▶ **Your objective**
Collect all lines from the listing that include the string "documents".

Stored items from a collection:
□ □ □ □

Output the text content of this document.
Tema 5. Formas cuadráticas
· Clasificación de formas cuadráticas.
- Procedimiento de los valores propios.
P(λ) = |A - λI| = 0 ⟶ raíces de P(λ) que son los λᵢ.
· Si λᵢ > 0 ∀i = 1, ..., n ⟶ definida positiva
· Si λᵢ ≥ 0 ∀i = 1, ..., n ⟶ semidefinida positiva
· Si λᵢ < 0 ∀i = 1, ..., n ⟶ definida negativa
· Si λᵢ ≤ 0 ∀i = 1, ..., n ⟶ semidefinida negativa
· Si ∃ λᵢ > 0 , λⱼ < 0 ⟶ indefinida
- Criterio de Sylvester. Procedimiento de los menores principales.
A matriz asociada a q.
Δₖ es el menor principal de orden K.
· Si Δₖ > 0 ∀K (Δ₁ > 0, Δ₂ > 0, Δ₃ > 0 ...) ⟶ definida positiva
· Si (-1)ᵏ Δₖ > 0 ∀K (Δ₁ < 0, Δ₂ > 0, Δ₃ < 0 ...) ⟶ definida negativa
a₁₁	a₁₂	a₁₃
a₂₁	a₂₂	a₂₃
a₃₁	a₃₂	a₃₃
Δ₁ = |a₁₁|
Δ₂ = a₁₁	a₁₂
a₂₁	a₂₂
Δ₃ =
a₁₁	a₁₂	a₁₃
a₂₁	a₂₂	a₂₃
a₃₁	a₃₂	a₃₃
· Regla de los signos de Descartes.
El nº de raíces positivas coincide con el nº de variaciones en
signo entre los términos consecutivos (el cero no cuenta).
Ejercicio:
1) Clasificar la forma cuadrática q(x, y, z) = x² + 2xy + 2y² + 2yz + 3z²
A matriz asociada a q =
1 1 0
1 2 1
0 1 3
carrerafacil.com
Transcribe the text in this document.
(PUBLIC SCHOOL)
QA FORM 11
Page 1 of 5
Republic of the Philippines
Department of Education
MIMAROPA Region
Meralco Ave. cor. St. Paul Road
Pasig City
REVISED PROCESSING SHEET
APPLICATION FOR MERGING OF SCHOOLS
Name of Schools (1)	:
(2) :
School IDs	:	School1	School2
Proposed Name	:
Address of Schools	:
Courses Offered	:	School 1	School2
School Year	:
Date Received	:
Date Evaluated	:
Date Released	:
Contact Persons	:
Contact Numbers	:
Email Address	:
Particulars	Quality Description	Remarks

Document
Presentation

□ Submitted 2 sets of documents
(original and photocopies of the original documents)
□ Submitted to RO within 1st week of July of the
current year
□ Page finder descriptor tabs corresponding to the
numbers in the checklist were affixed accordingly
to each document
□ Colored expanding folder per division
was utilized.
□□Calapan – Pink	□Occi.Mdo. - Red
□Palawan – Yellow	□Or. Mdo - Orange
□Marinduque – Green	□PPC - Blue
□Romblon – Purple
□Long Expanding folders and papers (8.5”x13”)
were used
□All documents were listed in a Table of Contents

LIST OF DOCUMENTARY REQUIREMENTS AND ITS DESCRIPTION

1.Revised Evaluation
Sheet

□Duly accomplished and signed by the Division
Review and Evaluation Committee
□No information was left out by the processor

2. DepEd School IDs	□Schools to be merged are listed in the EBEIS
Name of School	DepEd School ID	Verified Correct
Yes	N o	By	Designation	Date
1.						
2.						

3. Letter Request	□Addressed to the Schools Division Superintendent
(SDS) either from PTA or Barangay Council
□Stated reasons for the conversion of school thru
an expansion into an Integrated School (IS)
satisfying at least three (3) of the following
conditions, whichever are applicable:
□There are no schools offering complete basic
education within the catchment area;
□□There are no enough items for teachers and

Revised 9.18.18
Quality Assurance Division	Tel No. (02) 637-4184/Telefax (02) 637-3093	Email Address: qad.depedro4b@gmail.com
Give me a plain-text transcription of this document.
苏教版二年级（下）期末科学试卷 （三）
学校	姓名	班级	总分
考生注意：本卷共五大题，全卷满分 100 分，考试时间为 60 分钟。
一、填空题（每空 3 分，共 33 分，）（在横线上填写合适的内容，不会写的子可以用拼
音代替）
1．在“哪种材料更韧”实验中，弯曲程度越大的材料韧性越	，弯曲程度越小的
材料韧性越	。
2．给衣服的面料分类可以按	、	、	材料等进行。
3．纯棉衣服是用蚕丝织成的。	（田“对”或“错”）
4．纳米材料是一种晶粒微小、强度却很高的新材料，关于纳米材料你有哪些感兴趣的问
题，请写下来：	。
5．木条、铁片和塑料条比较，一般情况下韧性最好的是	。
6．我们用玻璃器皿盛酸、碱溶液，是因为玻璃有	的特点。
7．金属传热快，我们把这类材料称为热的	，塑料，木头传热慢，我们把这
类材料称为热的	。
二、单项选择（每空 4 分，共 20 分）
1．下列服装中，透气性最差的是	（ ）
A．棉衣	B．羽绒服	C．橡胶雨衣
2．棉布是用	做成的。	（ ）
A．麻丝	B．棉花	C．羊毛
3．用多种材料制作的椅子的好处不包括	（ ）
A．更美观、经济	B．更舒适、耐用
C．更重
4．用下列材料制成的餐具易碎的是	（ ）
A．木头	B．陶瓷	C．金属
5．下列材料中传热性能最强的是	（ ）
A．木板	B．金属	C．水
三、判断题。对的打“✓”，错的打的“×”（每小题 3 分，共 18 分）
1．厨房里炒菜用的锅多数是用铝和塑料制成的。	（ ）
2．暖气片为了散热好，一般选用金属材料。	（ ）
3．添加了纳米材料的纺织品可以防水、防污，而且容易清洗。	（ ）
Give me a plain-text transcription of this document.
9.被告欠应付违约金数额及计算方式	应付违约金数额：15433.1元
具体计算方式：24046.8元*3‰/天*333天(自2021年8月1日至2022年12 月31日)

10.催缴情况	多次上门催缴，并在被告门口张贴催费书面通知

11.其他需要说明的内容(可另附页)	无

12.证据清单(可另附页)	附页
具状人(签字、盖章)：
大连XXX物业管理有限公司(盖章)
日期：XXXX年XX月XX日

□ □ □ □

▶ **Solution for this task**
□ Submitted 2 sets of documents
(original and photocopies of the original documents)
□All documents were listed in a Table of Contents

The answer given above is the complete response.